(Data records)

|---|

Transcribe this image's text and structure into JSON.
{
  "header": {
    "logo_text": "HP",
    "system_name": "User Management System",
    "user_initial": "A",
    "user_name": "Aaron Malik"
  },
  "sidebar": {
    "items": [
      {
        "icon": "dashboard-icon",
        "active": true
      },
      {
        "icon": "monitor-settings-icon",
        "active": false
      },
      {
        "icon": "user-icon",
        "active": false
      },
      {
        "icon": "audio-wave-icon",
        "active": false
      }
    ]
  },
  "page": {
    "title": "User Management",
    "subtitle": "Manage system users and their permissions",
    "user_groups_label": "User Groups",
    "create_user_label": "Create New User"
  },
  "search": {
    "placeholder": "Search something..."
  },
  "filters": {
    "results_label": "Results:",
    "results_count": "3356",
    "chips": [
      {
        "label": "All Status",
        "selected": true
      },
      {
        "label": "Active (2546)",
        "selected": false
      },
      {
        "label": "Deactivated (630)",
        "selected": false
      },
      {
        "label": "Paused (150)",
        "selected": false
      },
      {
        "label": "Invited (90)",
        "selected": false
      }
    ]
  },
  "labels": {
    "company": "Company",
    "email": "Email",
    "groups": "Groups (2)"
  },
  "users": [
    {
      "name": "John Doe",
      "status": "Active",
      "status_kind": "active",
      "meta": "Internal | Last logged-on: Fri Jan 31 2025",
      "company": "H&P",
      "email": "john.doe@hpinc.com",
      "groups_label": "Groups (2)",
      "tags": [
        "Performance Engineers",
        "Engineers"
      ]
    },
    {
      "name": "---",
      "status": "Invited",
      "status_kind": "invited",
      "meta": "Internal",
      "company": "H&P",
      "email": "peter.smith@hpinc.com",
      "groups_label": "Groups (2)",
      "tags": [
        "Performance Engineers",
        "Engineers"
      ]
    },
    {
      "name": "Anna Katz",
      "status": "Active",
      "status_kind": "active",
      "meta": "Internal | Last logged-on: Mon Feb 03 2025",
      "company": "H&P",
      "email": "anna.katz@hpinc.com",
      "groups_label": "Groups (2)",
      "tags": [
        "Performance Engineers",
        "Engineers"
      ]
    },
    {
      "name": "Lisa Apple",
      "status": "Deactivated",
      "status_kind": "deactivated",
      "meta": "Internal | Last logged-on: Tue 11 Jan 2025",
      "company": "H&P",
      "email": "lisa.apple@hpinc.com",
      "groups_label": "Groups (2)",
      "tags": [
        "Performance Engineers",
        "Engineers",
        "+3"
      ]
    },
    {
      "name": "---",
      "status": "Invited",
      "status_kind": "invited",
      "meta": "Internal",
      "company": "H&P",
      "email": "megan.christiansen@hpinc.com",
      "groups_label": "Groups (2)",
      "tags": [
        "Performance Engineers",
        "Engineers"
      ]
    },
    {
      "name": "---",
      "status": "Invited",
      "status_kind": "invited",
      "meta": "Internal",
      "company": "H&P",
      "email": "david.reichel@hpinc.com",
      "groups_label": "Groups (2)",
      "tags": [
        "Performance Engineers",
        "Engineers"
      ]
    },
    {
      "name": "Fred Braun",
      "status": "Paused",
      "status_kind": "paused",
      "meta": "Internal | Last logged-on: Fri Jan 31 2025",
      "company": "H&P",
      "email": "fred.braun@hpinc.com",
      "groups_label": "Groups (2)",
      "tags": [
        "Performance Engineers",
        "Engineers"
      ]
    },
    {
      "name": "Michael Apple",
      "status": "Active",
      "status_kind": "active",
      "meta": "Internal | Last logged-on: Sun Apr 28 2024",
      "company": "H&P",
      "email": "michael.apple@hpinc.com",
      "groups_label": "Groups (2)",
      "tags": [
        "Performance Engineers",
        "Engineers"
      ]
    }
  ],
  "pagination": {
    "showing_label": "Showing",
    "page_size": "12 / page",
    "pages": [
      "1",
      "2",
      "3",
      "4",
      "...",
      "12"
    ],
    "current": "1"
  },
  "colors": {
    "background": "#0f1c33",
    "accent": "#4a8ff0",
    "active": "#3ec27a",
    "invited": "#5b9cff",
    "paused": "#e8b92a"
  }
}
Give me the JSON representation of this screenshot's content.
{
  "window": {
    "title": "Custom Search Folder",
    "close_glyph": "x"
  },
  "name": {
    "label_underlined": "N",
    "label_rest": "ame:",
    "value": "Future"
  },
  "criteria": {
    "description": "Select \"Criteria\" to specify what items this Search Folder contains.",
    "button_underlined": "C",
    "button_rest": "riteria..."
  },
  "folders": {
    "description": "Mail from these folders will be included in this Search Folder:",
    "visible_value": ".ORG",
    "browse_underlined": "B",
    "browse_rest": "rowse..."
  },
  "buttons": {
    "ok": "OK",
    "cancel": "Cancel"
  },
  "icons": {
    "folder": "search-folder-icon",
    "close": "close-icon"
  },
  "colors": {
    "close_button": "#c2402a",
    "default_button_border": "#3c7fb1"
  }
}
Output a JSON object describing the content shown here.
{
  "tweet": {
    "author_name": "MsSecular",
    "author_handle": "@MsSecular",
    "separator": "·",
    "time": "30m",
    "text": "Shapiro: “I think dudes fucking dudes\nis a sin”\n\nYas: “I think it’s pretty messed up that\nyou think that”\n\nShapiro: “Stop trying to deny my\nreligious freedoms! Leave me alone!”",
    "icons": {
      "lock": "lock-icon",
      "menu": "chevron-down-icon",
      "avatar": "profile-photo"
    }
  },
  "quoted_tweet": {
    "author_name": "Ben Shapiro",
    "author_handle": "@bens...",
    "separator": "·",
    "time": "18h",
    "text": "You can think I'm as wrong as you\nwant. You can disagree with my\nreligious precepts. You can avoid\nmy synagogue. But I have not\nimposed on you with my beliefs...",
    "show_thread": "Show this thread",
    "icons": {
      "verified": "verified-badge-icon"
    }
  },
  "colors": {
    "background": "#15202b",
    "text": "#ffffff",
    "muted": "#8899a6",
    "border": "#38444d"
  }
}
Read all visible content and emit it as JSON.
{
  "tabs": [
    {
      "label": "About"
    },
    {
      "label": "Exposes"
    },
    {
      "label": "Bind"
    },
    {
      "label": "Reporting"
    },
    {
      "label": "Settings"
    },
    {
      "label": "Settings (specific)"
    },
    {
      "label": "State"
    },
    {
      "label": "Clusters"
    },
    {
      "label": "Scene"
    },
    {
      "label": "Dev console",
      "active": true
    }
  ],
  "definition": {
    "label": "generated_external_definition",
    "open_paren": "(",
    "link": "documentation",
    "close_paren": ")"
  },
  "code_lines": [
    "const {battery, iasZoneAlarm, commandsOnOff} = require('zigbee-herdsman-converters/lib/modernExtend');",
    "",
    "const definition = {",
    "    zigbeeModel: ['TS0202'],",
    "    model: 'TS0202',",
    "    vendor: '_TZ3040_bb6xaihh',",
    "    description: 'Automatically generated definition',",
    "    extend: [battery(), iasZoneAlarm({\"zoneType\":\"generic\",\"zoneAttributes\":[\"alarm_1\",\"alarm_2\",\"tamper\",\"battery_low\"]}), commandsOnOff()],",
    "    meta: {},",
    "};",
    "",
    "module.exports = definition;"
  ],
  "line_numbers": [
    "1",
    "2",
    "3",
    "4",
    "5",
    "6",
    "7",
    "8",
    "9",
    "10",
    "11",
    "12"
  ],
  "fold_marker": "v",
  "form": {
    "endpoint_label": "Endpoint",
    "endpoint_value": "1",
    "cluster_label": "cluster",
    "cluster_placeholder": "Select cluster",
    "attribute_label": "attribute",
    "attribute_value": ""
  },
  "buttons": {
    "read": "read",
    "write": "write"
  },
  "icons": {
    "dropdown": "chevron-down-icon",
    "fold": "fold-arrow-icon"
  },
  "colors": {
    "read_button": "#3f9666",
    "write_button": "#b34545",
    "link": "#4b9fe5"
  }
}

|---|

— WHAT TO WORK ON —
Take the entries above and copy them out exactly.

— TASK RESPONSE —
Transcribe this image's text and structure into JSON.
{
  "header": {
    "logo_text": "HP",
    "system_name": "User Management System",
    "user_initial": "A",
    "user_name": "Aaron Malik"
  },
  "sidebar": {
    "items": [
      {
        "icon": "dashboard-icon",
        "active": true
      },
      {
        "icon": "monitor-settings-icon",
        "active": false
      },
      {
        "icon": "user-icon",
        "active": false
      },
      {
        "icon": "audio-wave-icon",
        "active": false
      }
    ]
  },
  "page": {
    "title": "User Management",
    "subtitle": "Manage system users and their permissions",
    "user_groups_label": "User Groups",
    "create_user_label": "Create New User"
  },
  "search": {
    "placeholder": "Search something..."
  },
  "filters": {
    "results_label": "Results:",
    "results_count": "3356",
    "chips": [
      {
        "label": "All Status",
        "selected": true
      },
      {
        "label": "Active (2546)",
        "selected": false
      },
      {
        "label": "Deactivated (630)",
        "selected": false
      },
      {
        "label": "Paused (150)",
        "selected": false
      },
      {
        "label": "Invited (90)",
        "selected": false
      }
    ]
  },
  "labels": {
    "company": "Company",
    "email": "Email",
    "groups": "Groups (2)"
  },
  "users": [
    {
      "name": "John Doe",
      "status": "Active",
      "status_kind": "active",
      "meta": "Internal | Last logged-on: Fri Jan 31 2025",
      "company": "H&P",
      "email": "john.doe@hpinc.com",
      "groups_label": "Groups (2)",
      "tags": [
        "Performance Engineers",
        "Engineers"
      ]
    },
    {
      "name": "---",
      "status": "Invited",
      "status_kind": "invited",
      "meta": "Internal",
      "company": "H&P",
      "email": "peter.smith@hpinc.com",
      "groups_label": "Groups (2)",
      "tags": [
        "Performance Engineers",
        "Engineers"
      ]
    },
    {
      "name": "Anna Katz",
      "status": "Active",
      "status_kind": "active",
      "meta": "Internal | Last logged-on: Mon Feb 03 2025",
      "company": "H&P",
      "email": "anna.katz@hpinc.com",
      "groups_label": "Groups (2)",
      "tags": [
        "Performance Engineers",
        "Engineers"
      ]
    },
    {
      "name": "Lisa Apple",
      "status": "Deactivated",
      "status_kind": "deactivated",
      "meta": "Internal | Last logged-on: Tue 11 Jan 2025",
      "company": "H&P",
      "email": "lisa.apple@hpinc.com",
      "groups_label": "Groups (2)",
      "tags": [
        "Performance Engineers",
        "Engineers",
        "+3"
      ]
    },
    {
      "name": "---",
      "status": "Invited",
      "status_kind": "invited",
      "meta": "Internal",
      "company": "H&P",
      "email": "megan.christiansen@hpinc.com",
      "groups_label": "Groups (2)",
      "tags": [
        "Performance Engineers",
        "Engineers"
      ]
    },
    {
      "name": "---",
      "status": "Invited",
      "status_kind": "invited",
      "meta": "Internal",
      "company": "H&P",
      "email": "david.reichel@hpinc.com",
      "groups_label": "Groups (2)",
      "tags": [
        "Performance Engineers",
        "Engineers"
      ]
    },
    {
      "name": "Fred Braun",
      "status": "Paused",
      "status_kind": "paused",
      "meta": "Internal | Last logged-on: Fri Jan 31 2025",
      "company": "H&P",
      "email": "fred.braun@hpinc.com",
      "groups_label": "Groups (2)",
      "tags": [
        "Performance Engineers",
        "Engineers"
      ]
    },
    {
      "name": "Michael Apple",
      "status": "Active",
      "status_kind": "active",
      "meta": "Internal | Last logged-on: Sun Apr 28 2024",
      "company": "H&P",
      "email": "michael.apple@hpinc.com",
      "groups_label": "Groups (2)",
      "tags": [
        "Performance Engineers",
        "Engineers"
      ]
    }
  ],
  "pagination": {
    "showing_label": "Showing",
    "page_size": "12 / page",
    "pages": [
      "1",
      "2",
      "3",
      "4",
      "...",
      "12"
    ],
    "current": "1"
  },
  "colors": {
    "background": "#0f1c33",
    "accent": "#4a8ff0",
    "active": "#3ec27a",
    "invited": "#5b9cff",
    "paused": "#e8b92a"
  }
}
Give me the JSON representation of this screenshot's content.
{
  "window": {
    "title": "Custom Search Folder",
    "close_glyph": "x"
  },
  "name": {
    "label_underlined": "N",
    "label_rest": "ame:",
    "value": "Future"
  },
  "criteria": {
    "description": "Select \"Criteria\" to specify what items this Search Folder contains.",
    "button_underlined": "C",
    "button_rest": "riteria..."
  },
  "folders": {
    "description": "Mail from these folders will be included in this Search Folder:",
    "visible_value": ".ORG",
    "browse_underlined": "B",
    "browse_rest": "rowse..."
  },
  "buttons": {
    "ok": "OK",
    "cancel": "Cancel"
  },
  "icons": {
    "folder": "search-folder-icon",
    "close": "close-icon"
  },
  "colors": {
    "close_button": "#c2402a",
    "default_button_border": "#3c7fb1"
  }
}
Output a JSON object describing the content shown here.
{
  "tweet": {
    "author_name": "MsSecular",
    "author_handle": "@MsSecular",
    "separator": "·",
    "time": "30m",
    "text": "Shapiro: “I think dudes fucking dudes\nis a sin”\n\nYas: “I think it’s pretty messed up that\nyou think that”\n\nShapiro: “Stop trying to deny my\nreligious freedoms! Leave me alone!”",
    "icons": {
      "lock": "lock-icon",
      "menu": "chevron-down-icon",
      "avatar": "profile-photo"
    }
  },
  "quoted_tweet": {
    "author_name": "Ben Shapiro",
    "author_handle": "@bens...",
    "separator": "·",
    "time": "18h",
    "text": "You can think I'm as wrong as you\nwant. You can disagree with my\nreligious precepts. You can avoid\nmy synagogue. But I have not\nimposed on you with my beliefs...",
    "show_thread": "Show this thread",
    "icons": {
      "verified": "verified-badge-icon"
    }
  },
  "colors": {
    "background": "#15202b",
    "text": "#ffffff",
    "muted": "#8899a6",
    "border": "#38444d"
  }
}
Read all visible content and emit it as JSON.
{
  "tabs": [
    {
      "label": "About"
    },
    {
      "label": "Exposes"
    },
    {
      "label": "Bind"
    },
    {
      "label": "Reporting"
    },
    {
      "label": "Settings"
    },
    {
      "label": "Settings (specific)"
    },
    {
      "label": "State"
    },
    {
      "label": "Clusters"
    },
    {
      "label": "Scene"
    },
    {
      "label": "Dev console",
      "active": true
    }
  ],
  "definition": {
    "label": "generated_external_definition",
    "open_paren": "(",
    "link": "documentation",
    "close_paren": ")"
  },
  "code_lines": [
    "const {battery, iasZoneAlarm, commandsOnOff} = require('zigbee-herdsman-converters/lib/modernExtend');",
    "",
    "const definition = {",
    "    zigbeeModel: ['TS0202'],",
    "    model: 'TS0202',",
    "    vendor: '_TZ3040_bb6xaihh',",
    "    description: 'Automatically generated definition',",
    "    extend: [battery(), iasZoneAlarm({\"zoneType\":\"generic\",\"zoneAttributes\":[\"alarm_1\",\"alarm_2\",\"tamper\",\"battery_low\"]}), commandsOnOff()],",
    "    meta: {},",
    "};",
    "",
    "module.exports = definition;"
  ],
  "line_numbers": [
    "1",
    "2",
    "3",
    "4",
    "5",
    "6",
    "7",
    "8",
    "9",
    "10",
    "11",
    "12"
  ],
  "fold_marker": "v",
  "form": {
    "endpoint_label": "Endpoint",
    "endpoint_value": "1",
    "cluster_label": "cluster",
    "cluster_placeholder": "Select cluster",
    "attribute_label": "attribute",
    "attribute_value": ""
  },
  "buttons": {
    "read": "read",
    "write": "write"
  },
  "icons": {
    "dropdown": "chevron-down-icon",
    "fold": "fold-arrow-icon"
  },
  "colors": {
    "read_button": "#3f9666",
    "write_button": "#b34545",
    "link": "#4b9fe5"
  }
}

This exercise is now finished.